> **WHAT YOU SHOULD DO**: Where a line holds "type", copy it.
start EXCERPTED RECORDS
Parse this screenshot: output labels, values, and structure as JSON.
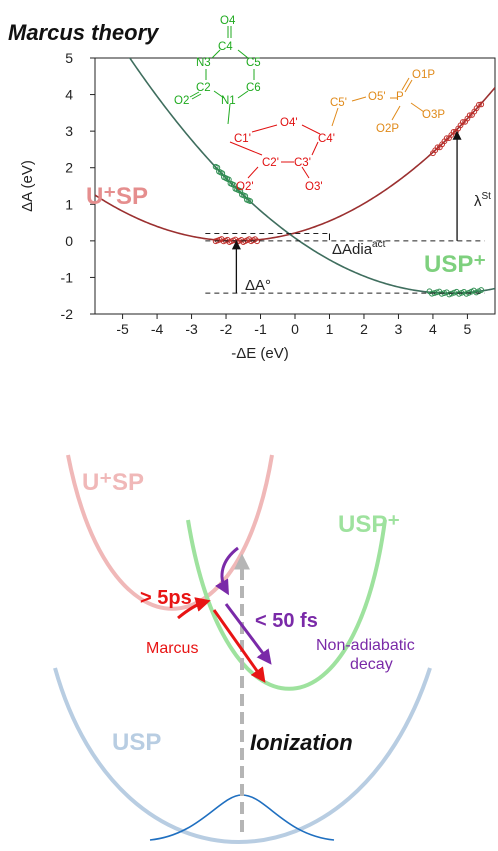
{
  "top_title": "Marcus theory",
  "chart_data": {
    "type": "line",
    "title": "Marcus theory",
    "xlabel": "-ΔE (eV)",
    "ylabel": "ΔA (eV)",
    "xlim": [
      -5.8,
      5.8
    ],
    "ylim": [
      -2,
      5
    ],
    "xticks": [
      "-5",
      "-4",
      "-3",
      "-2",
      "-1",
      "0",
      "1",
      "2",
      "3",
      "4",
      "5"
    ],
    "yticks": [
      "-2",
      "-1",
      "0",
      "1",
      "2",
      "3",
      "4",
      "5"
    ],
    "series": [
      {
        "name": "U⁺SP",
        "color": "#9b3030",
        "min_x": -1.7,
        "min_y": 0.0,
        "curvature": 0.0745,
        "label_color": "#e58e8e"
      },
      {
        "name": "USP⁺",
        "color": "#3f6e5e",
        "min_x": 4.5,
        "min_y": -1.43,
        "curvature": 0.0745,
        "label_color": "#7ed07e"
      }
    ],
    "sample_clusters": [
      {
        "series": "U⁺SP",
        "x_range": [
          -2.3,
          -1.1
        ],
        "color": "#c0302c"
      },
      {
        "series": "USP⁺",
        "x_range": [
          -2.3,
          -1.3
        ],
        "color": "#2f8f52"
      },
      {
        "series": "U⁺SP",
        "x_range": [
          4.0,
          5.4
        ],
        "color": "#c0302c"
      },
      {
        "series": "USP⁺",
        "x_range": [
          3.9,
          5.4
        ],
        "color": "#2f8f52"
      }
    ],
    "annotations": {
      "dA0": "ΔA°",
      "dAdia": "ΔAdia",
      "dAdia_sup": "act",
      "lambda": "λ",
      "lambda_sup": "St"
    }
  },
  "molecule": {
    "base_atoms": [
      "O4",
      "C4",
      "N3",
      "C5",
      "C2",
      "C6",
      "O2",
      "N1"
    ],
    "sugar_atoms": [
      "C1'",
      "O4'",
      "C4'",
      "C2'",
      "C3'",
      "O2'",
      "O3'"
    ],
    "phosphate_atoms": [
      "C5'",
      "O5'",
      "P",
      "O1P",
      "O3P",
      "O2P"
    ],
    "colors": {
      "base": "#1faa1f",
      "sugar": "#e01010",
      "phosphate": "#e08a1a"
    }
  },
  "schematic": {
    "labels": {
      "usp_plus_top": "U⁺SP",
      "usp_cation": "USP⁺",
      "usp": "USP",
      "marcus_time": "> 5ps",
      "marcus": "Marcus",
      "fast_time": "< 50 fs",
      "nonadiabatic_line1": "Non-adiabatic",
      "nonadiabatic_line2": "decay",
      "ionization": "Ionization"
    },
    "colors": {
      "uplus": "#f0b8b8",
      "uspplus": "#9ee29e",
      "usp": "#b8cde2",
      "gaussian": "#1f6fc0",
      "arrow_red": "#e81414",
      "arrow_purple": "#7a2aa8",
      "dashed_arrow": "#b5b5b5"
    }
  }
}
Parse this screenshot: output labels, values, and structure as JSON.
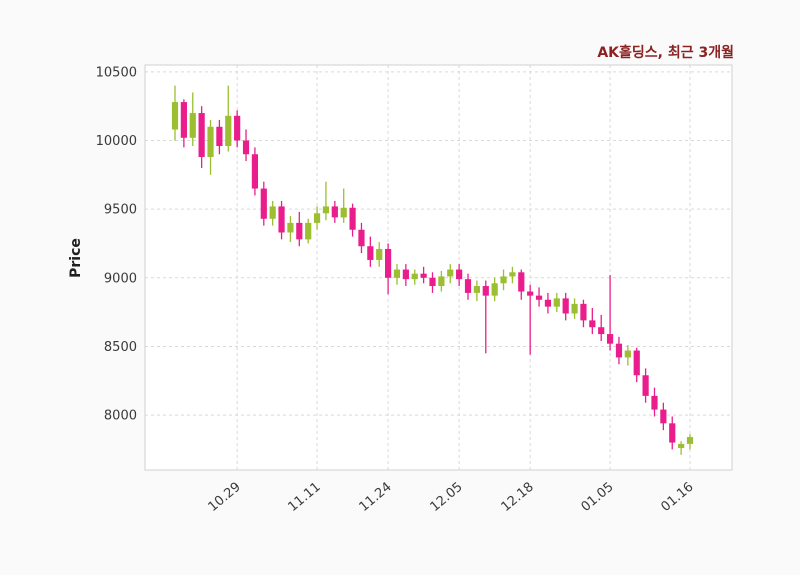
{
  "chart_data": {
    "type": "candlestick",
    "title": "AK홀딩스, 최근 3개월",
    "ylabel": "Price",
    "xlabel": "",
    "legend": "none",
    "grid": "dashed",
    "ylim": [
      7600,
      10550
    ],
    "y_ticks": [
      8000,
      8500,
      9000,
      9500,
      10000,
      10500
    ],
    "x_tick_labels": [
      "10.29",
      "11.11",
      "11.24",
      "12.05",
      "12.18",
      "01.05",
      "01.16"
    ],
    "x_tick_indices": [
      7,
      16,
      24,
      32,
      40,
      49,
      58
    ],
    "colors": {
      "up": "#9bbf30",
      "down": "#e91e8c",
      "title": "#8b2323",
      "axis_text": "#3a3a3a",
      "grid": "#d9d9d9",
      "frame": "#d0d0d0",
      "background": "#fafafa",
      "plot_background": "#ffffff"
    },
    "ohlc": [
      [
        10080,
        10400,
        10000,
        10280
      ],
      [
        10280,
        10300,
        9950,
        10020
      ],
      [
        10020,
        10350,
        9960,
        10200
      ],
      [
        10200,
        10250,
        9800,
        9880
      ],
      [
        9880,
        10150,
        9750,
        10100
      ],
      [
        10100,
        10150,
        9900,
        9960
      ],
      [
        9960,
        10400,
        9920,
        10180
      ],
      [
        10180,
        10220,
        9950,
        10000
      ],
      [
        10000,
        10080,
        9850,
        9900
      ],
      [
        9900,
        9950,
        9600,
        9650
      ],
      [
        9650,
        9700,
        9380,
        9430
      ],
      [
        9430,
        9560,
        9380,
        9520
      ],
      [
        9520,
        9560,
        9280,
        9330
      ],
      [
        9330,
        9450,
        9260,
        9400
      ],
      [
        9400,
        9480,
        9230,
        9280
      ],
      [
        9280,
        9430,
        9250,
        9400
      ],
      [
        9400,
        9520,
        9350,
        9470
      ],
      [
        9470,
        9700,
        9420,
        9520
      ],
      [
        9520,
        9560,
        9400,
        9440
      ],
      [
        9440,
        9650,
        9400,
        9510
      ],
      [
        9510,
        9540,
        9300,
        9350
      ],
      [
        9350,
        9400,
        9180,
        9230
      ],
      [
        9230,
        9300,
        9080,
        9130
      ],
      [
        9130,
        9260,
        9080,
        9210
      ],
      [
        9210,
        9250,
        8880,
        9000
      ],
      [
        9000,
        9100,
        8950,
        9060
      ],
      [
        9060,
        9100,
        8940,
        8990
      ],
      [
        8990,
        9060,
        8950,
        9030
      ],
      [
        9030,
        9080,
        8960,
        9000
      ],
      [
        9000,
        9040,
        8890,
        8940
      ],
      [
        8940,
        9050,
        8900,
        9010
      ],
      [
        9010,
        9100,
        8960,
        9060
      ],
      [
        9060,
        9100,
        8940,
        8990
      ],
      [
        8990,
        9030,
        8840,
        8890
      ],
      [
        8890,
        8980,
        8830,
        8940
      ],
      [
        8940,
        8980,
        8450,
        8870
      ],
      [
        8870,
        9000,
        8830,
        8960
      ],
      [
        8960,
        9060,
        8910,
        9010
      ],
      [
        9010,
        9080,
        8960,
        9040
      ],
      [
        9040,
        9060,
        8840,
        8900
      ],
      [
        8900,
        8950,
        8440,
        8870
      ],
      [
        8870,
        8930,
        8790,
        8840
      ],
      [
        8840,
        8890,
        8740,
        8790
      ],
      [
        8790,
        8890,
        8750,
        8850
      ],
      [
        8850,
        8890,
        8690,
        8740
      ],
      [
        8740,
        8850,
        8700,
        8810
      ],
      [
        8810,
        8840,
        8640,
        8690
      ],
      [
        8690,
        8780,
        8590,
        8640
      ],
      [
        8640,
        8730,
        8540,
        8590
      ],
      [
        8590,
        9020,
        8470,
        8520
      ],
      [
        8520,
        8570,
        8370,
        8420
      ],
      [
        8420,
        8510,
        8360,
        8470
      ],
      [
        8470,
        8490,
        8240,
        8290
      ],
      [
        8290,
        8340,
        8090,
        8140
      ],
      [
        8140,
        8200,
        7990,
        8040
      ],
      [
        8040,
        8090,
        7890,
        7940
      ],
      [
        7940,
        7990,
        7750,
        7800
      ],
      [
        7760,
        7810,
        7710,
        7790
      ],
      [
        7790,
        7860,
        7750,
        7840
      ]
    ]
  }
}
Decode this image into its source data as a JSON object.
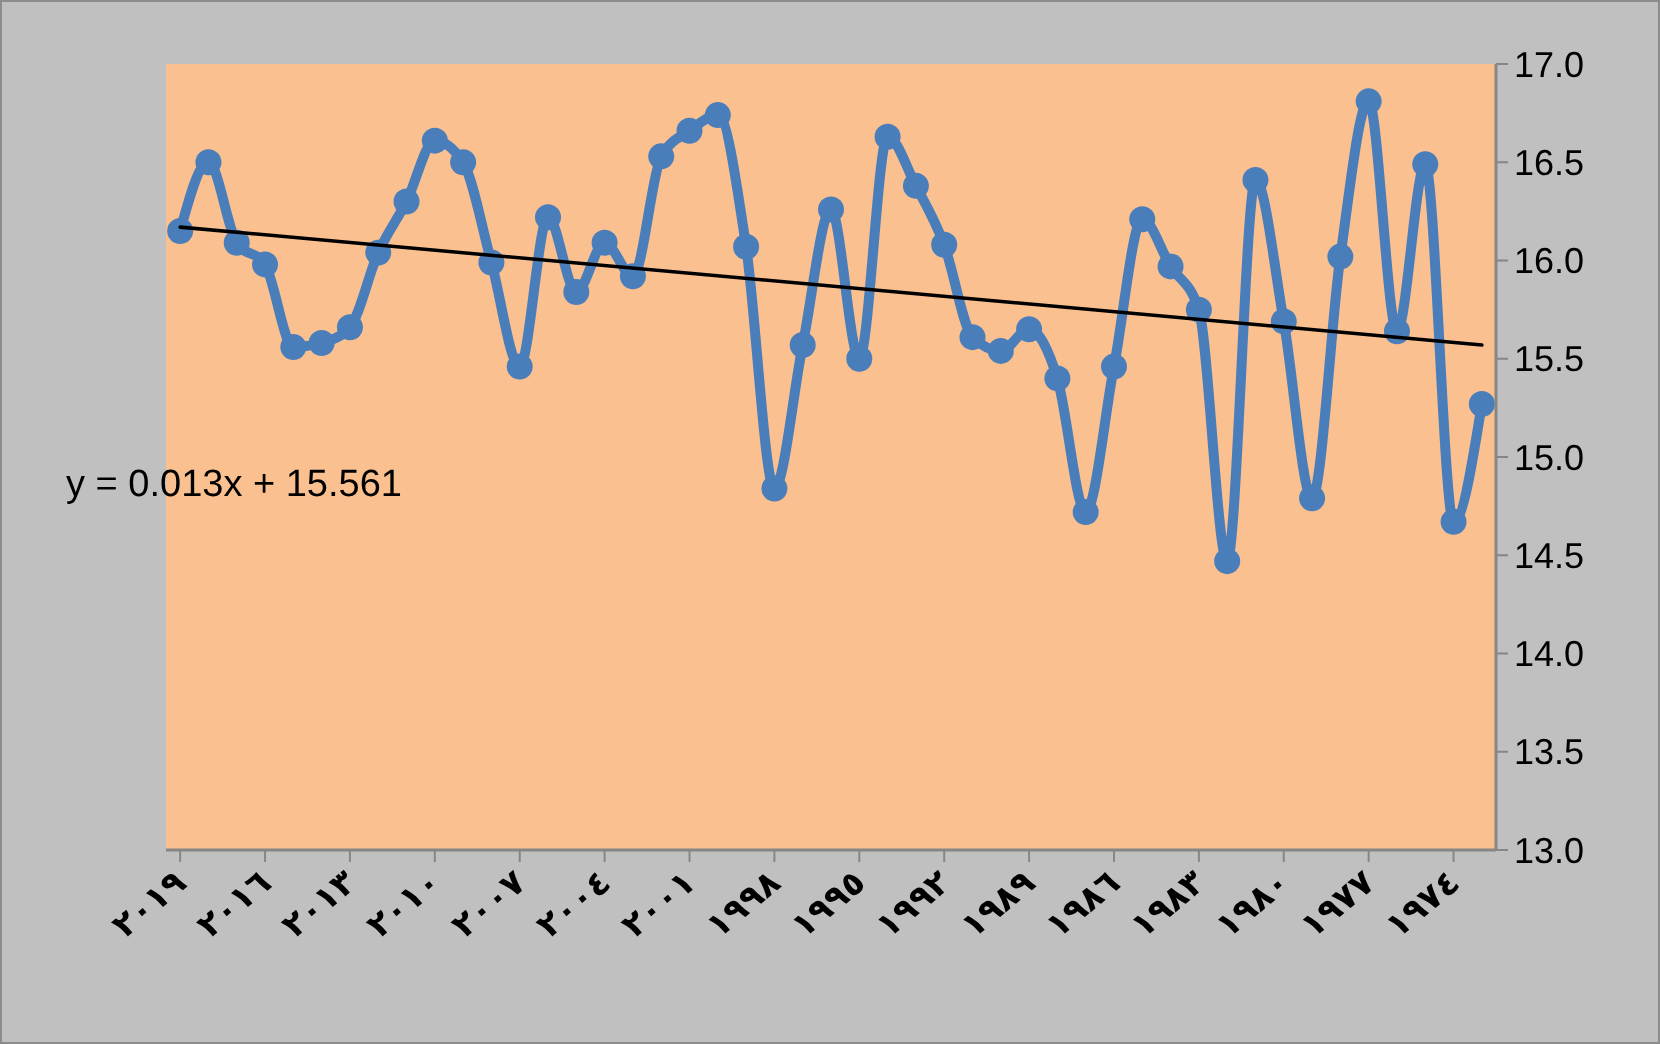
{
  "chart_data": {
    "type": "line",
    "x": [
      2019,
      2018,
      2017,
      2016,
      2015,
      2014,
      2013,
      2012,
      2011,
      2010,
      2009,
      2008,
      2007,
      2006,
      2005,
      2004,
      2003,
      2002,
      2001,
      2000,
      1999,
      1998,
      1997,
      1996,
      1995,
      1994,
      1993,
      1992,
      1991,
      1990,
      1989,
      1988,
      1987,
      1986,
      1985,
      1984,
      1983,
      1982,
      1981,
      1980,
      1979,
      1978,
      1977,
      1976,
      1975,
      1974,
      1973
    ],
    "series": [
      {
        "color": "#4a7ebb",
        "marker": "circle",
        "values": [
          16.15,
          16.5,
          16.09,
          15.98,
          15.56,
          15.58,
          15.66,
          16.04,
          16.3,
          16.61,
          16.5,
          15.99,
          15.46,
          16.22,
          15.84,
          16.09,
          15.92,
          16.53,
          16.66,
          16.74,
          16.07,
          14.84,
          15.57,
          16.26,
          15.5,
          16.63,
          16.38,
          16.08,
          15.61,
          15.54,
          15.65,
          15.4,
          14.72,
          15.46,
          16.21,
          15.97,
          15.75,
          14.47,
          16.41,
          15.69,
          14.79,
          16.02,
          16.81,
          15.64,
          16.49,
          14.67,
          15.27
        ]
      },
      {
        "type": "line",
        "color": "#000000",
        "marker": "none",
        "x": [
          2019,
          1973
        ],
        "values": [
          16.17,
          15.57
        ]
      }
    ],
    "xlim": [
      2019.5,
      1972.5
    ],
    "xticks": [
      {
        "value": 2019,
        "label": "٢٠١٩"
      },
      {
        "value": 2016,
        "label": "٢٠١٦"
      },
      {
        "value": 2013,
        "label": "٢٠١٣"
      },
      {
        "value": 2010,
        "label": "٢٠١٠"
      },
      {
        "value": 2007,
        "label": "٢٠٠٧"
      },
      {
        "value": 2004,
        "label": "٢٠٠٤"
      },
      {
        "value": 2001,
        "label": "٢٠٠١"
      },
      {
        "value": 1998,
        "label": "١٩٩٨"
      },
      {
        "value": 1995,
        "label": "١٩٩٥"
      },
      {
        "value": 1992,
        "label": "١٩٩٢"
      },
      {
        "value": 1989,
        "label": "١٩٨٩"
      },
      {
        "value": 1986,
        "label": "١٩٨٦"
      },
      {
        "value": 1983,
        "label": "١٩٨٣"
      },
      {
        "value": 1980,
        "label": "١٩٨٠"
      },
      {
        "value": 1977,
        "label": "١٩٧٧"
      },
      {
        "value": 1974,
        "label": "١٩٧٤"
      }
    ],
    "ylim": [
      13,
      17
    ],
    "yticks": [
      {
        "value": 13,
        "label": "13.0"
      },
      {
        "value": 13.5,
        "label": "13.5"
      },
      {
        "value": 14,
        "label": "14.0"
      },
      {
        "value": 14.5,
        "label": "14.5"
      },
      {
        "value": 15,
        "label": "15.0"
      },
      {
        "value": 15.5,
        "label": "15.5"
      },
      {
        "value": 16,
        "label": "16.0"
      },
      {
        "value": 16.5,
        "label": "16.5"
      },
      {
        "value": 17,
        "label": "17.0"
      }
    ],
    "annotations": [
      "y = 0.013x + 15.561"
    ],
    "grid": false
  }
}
end EXCERPTED RECORDS
> **RESULT**:
    "type": "line",
    "type": "candlestick",
    "type": "line",
        "type": "line",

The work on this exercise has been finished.